Each line that follows should be printed again exactly as it stands.

===== Recorded data =====

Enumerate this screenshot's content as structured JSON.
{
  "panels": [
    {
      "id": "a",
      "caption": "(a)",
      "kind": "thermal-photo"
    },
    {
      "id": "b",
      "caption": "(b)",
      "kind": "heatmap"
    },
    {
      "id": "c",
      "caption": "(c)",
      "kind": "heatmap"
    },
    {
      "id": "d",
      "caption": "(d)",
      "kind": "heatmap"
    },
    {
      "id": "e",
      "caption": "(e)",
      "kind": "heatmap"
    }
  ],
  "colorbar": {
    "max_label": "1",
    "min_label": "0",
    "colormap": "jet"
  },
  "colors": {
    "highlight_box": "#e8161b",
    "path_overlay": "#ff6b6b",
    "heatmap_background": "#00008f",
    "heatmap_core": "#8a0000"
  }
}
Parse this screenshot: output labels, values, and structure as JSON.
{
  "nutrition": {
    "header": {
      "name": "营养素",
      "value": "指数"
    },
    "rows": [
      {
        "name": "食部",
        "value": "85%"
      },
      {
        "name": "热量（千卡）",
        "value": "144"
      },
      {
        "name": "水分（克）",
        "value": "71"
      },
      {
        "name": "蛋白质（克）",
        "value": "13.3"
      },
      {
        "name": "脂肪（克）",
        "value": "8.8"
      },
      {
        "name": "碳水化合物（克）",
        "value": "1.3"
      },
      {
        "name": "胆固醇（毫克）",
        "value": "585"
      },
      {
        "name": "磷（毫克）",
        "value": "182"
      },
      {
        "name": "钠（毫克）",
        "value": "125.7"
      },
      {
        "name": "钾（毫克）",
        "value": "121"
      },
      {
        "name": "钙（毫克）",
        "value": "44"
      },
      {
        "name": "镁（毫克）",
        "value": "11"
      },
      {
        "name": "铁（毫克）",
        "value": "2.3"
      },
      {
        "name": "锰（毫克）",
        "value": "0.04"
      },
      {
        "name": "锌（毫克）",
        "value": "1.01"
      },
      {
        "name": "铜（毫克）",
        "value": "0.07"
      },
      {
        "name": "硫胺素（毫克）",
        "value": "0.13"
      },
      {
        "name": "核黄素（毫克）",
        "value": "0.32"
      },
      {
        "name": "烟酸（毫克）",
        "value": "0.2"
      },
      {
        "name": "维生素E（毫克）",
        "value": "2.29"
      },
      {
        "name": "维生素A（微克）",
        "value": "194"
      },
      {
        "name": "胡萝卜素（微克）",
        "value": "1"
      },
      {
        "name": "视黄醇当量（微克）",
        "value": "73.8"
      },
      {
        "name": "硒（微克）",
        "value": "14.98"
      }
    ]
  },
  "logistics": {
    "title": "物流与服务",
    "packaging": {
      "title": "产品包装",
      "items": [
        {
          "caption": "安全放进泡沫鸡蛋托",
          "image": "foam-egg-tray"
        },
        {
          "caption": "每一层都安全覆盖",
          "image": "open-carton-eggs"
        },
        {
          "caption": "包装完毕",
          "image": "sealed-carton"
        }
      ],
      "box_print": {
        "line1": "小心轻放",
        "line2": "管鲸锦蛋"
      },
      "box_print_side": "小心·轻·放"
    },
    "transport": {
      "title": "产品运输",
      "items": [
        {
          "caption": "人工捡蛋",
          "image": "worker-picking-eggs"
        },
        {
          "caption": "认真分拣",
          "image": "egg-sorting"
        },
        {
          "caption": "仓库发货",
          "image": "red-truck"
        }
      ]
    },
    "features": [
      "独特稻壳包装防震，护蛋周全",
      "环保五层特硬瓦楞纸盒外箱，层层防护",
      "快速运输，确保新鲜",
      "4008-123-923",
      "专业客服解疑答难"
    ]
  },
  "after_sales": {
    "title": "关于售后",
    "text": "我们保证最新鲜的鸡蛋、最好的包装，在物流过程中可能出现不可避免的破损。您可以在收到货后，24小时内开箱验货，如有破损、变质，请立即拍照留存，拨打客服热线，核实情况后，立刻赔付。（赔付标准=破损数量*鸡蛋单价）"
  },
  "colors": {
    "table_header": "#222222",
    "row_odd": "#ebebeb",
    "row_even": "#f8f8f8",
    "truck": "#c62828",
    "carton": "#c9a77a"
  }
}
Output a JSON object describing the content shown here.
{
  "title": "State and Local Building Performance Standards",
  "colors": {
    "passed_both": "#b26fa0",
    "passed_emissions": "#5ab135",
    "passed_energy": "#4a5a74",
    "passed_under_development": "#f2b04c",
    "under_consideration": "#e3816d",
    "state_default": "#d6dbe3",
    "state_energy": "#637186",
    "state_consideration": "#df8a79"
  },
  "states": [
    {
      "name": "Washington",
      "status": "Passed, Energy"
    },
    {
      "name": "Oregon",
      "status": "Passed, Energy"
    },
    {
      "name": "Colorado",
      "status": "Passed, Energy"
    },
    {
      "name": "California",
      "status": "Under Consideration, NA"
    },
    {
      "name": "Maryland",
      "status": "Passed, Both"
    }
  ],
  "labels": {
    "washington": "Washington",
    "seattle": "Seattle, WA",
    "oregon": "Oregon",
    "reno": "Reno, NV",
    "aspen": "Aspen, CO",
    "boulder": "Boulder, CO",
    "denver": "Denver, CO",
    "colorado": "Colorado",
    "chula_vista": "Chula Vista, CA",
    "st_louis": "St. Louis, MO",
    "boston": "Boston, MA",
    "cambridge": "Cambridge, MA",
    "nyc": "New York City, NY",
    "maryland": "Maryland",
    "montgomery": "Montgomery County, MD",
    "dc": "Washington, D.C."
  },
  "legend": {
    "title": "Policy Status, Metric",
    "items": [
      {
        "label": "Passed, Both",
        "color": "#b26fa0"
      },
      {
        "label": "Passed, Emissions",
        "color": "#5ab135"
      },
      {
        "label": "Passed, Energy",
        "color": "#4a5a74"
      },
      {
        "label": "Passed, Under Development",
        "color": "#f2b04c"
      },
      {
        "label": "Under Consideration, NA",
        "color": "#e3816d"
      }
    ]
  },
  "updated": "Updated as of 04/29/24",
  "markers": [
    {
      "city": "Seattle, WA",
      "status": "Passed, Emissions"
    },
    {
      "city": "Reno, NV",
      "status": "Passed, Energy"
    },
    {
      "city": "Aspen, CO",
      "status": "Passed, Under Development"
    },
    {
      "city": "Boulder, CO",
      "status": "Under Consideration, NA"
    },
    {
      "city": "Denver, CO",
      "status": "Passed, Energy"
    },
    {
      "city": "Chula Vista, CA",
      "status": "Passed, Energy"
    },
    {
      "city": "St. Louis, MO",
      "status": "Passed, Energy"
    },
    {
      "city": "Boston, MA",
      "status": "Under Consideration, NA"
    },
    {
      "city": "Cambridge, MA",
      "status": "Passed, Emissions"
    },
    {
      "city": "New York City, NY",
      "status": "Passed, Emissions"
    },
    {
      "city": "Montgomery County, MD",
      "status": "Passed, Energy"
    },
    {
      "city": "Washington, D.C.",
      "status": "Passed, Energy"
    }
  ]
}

=====

▸ Exercise output
Enumerate this screenshot's content as structured JSON.
{
  "panels": [
    {
      "id": "a",
      "caption": "(a)",
      "kind": "thermal-photo"
    },
    {
      "id": "b",
      "caption": "(b)",
      "kind": "heatmap"
    },
    {
      "id": "c",
      "caption": "(c)",
      "kind": "heatmap"
    },
    {
      "id": "d",
      "caption": "(d)",
      "kind": "heatmap"
    },
    {
      "id": "e",
      "caption": "(e)",
      "kind": "heatmap"
    }
  ],
  "colorbar": {
    "max_label": "1",
    "min_label": "0",
    "colormap": "jet"
  },
  "colors": {
    "highlight_box": "#e8161b",
    "path_overlay": "#ff6b6b",
    "heatmap_background": "#00008f",
    "heatmap_core": "#8a0000"
  }
}
Parse this screenshot: output labels, values, and structure as JSON.
{
  "nutrition": {
    "header": {
      "name": "营养素",
      "value": "指数"
    },
    "rows": [
      {
        "name": "食部",
        "value": "85%"
      },
      {
        "name": "热量（千卡）",
        "value": "144"
      },
      {
        "name": "水分（克）",
        "value": "71"
      },
      {
        "name": "蛋白质（克）",
        "value": "13.3"
      },
      {
        "name": "脂肪（克）",
        "value": "8.8"
      },
      {
        "name": "碳水化合物（克）",
        "value": "1.3"
      },
      {
        "name": "胆固醇（毫克）",
        "value": "585"
      },
      {
        "name": "磷（毫克）",
        "value": "182"
      },
      {
        "name": "钠（毫克）",
        "value": "125.7"
      },
      {
        "name": "钾（毫克）",
        "value": "121"
      },
      {
        "name": "钙（毫克）",
        "value": "44"
      },
      {
        "name": "镁（毫克）",
        "value": "11"
      },
      {
        "name": "铁（毫克）",
        "value": "2.3"
      },
      {
        "name": "锰（毫克）",
        "value": "0.04"
      },
      {
        "name": "锌（毫克）",
        "value": "1.01"
      },
      {
        "name": "铜（毫克）",
        "value": "0.07"
      },
      {
        "name": "硫胺素（毫克）",
        "value": "0.13"
      },
      {
        "name": "核黄素（毫克）",
        "value": "0.32"
      },
      {
        "name": "烟酸（毫克）",
        "value": "0.2"
      },
      {
        "name": "维生素E（毫克）",
        "value": "2.29"
      },
      {
        "name": "维生素A（微克）",
        "value": "194"
      },
      {
        "name": "胡萝卜素（微克）",
        "value": "1"
      },
      {
        "name": "视黄醇当量（微克）",
        "value": "73.8"
      },
      {
        "name": "硒（微克）",
        "value": "14.98"
      }
    ]
  },
  "logistics": {
    "title": "物流与服务",
    "packaging": {
      "title": "产品包装",
      "items": [
        {
          "caption": "安全放进泡沫鸡蛋托",
          "image": "foam-egg-tray"
        },
        {
          "caption": "每一层都安全覆盖",
          "image": "open-carton-eggs"
        },
        {
          "caption": "包装完毕",
          "image": "sealed-carton"
        }
      ],
      "box_print": {
        "line1": "小心轻放",
        "line2": "管鲸锦蛋"
      },
      "box_print_side": "小心·轻·放"
    },
    "transport": {
      "title": "产品运输",
      "items": [
        {
          "caption": "人工捡蛋",
          "image": "worker-picking-eggs"
        },
        {
          "caption": "认真分拣",
          "image": "egg-sorting"
        },
        {
          "caption": "仓库发货",
          "image": "red-truck"
        }
      ]
    },
    "features": [
      "独特稻壳包装防震，护蛋周全",
      "环保五层特硬瓦楞纸盒外箱，层层防护",
      "快速运输，确保新鲜",
      "4008-123-923",
      "专业客服解疑答难"
    ]
  },
  "after_sales": {
    "title": "关于售后",
    "text": "我们保证最新鲜的鸡蛋、最好的包装，在物流过程中可能出现不可避免的破损。您可以在收到货后，24小时内开箱验货，如有破损、变质，请立即拍照留存，拨打客服热线，核实情况后，立刻赔付。（赔付标准=破损数量*鸡蛋单价）"
  },
  "colors": {
    "table_header": "#222222",
    "row_odd": "#ebebeb",
    "row_even": "#f8f8f8",
    "truck": "#c62828",
    "carton": "#c9a77a"
  }
}
Output a JSON object describing the content shown here.
{
  "title": "State and Local Building Performance Standards",
  "colors": {
    "passed_both": "#b26fa0",
    "passed_emissions": "#5ab135",
    "passed_energy": "#4a5a74",
    "passed_under_development": "#f2b04c",
    "under_consideration": "#e3816d",
    "state_default": "#d6dbe3",
    "state_energy": "#637186",
    "state_consideration": "#df8a79"
  },
  "states": [
    {
      "name": "Washington",
      "status": "Passed, Energy"
    },
    {
      "name": "Oregon",
      "status": "Passed, Energy"
    },
    {
      "name": "Colorado",
      "status": "Passed, Energy"
    },
    {
      "name": "California",
      "status": "Under Consideration, NA"
    },
    {
      "name": "Maryland",
      "status": "Passed, Both"
    }
  ],
  "labels": {
    "washington": "Washington",
    "seattle": "Seattle, WA",
    "oregon": "Oregon",
    "reno": "Reno, NV",
    "aspen": "Aspen, CO",
    "boulder": "Boulder, CO",
    "denver": "Denver, CO",
    "colorado": "Colorado",
    "chula_vista": "Chula Vista, CA",
    "st_louis": "St. Louis, MO",
    "boston": "Boston, MA",
    "cambridge": "Cambridge, MA",
    "nyc": "New York City, NY",
    "maryland": "Maryland",
    "montgomery": "Montgomery County, MD",
    "dc": "Washington, D.C."
  },
  "legend": {
    "title": "Policy Status, Metric",
    "items": [
      {
        "label": "Passed, Both",
        "color": "#b26fa0"
      },
      {
        "label": "Passed, Emissions",
        "color": "#5ab135"
      },
      {
        "label": "Passed, Energy",
        "color": "#4a5a74"
      },
      {
        "label": "Passed, Under Development",
        "color": "#f2b04c"
      },
      {
        "label": "Under Consideration, NA",
        "color": "#e3816d"
      }
    ]
  },
  "updated": "Updated as of 04/29/24",
  "markers": [
    {
      "city": "Seattle, WA",
      "status": "Passed, Emissions"
    },
    {
      "city": "Reno, NV",
      "status": "Passed, Energy"
    },
    {
      "city": "Aspen, CO",
      "status": "Passed, Under Development"
    },
    {
      "city": "Boulder, CO",
      "status": "Under Consideration, NA"
    },
    {
      "city": "Denver, CO",
      "status": "Passed, Energy"
    },
    {
      "city": "Chula Vista, CA",
      "status": "Passed, Energy"
    },
    {
      "city": "St. Louis, MO",
      "status": "Passed, Energy"
    },
    {
      "city": "Boston, MA",
      "status": "Under Consideration, NA"
    },
    {
      "city": "Cambridge, MA",
      "status": "Passed, Emissions"
    },
    {
      "city": "New York City, NY",
      "status": "Passed, Emissions"
    },
    {
      "city": "Montgomery County, MD",
      "status": "Passed, Energy"
    },
    {
      "city": "Washington, D.C.",
      "status": "Passed, Energy"
    }
  ]
}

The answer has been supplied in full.